Short problem :: Check every line of the data below for the string "this", and copy the ones that hold it.

Records to process ::
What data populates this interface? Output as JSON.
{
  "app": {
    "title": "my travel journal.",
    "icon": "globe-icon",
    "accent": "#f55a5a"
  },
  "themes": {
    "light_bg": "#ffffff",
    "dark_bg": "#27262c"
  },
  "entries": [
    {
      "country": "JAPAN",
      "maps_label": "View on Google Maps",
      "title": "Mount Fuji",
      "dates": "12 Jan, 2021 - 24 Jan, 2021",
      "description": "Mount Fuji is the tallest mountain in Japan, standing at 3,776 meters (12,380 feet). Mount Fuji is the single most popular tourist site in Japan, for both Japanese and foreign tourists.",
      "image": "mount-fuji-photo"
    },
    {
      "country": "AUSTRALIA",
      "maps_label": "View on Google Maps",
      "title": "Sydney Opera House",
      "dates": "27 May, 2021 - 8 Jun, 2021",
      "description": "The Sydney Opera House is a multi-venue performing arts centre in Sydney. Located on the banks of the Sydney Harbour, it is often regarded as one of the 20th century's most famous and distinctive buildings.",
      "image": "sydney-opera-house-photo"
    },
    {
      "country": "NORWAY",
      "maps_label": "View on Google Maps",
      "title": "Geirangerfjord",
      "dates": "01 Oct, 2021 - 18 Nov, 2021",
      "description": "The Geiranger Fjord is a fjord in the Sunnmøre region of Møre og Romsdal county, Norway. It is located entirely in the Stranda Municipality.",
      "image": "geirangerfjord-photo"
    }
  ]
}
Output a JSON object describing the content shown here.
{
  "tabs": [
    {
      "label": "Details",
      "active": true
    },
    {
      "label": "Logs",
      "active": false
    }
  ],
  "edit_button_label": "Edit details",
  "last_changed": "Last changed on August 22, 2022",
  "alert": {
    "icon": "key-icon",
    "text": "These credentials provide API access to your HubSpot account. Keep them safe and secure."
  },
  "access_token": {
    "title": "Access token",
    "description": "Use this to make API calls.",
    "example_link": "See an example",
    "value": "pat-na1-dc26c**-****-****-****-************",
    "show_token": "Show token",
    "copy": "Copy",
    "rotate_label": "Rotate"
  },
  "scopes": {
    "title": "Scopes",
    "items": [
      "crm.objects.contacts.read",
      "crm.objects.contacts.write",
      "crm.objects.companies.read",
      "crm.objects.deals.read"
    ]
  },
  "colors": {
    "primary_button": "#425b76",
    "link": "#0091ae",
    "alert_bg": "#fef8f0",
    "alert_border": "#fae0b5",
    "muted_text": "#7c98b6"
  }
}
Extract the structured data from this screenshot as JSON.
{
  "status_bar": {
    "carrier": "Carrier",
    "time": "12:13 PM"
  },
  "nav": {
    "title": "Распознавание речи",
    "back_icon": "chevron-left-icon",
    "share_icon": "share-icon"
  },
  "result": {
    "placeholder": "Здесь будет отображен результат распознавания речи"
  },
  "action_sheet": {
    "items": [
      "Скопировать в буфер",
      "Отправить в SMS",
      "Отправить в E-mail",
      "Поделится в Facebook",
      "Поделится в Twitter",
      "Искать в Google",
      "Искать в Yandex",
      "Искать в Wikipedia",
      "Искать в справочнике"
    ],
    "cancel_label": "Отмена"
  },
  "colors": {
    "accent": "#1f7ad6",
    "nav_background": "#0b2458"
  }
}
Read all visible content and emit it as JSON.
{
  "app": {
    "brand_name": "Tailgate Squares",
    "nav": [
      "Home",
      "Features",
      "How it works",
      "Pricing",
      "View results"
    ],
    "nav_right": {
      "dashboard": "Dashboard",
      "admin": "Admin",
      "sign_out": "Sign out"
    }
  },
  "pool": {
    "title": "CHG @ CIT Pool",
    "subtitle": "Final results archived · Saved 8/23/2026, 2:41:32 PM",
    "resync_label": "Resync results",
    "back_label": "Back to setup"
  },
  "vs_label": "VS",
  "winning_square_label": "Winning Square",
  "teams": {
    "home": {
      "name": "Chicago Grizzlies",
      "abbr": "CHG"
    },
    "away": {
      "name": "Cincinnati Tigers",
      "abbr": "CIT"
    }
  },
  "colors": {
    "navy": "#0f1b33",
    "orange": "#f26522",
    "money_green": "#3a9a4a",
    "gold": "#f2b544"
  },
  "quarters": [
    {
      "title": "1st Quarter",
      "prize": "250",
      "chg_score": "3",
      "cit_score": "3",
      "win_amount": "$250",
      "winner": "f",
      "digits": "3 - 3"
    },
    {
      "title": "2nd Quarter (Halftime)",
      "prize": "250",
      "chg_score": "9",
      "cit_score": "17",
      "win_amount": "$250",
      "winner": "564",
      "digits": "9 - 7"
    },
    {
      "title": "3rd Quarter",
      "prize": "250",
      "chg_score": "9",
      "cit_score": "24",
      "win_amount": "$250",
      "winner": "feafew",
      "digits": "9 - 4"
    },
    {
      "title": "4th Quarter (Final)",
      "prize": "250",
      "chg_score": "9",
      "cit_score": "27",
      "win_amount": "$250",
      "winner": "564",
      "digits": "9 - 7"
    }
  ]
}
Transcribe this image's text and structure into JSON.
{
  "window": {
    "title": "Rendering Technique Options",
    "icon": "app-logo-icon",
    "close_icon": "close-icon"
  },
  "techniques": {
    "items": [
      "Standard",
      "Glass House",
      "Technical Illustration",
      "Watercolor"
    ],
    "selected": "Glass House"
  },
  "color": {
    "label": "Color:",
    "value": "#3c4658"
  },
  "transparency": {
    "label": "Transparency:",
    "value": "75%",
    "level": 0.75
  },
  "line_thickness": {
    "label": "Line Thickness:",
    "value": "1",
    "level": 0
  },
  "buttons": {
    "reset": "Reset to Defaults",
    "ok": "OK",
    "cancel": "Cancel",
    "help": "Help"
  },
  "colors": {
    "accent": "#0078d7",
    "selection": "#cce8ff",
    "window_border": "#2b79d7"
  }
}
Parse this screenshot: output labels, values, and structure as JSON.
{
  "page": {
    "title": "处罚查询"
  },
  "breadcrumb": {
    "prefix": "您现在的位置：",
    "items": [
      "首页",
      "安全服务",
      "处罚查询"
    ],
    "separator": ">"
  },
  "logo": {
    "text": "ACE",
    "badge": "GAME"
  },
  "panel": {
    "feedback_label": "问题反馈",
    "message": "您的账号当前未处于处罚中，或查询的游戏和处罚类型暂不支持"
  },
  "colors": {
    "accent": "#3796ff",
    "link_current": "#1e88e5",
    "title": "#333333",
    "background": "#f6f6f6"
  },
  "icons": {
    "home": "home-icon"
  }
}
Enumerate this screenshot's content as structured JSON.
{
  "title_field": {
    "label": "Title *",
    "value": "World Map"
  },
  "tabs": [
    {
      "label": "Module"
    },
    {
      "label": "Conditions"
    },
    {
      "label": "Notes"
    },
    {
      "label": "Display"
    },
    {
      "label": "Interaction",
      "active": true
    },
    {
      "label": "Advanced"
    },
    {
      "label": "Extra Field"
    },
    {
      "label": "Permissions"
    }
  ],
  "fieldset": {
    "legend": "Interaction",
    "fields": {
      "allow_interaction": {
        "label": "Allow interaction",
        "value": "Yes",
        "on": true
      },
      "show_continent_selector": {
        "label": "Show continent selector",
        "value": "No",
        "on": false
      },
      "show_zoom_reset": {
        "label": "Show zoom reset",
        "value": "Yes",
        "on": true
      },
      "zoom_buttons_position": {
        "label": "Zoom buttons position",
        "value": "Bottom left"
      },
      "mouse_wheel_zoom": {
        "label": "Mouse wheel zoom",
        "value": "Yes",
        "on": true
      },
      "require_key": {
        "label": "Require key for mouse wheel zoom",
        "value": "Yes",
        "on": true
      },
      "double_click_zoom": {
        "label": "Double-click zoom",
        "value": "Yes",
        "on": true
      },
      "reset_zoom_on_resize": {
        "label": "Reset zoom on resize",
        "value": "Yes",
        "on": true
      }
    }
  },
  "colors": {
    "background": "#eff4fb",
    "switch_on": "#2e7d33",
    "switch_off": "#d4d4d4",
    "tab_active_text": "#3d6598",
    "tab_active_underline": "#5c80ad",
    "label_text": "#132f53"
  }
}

Written reply ::
What data populates this interface? Output as JSON.
    "description": "Use this to make API calls.",
Extract the structured data from this screenshot as JSON.
Transcribe this image's text and structure into JSON.
Parse this screenshot: output labels, values, and structure as JSON.
Enumerate this screenshot's content as structured JSON.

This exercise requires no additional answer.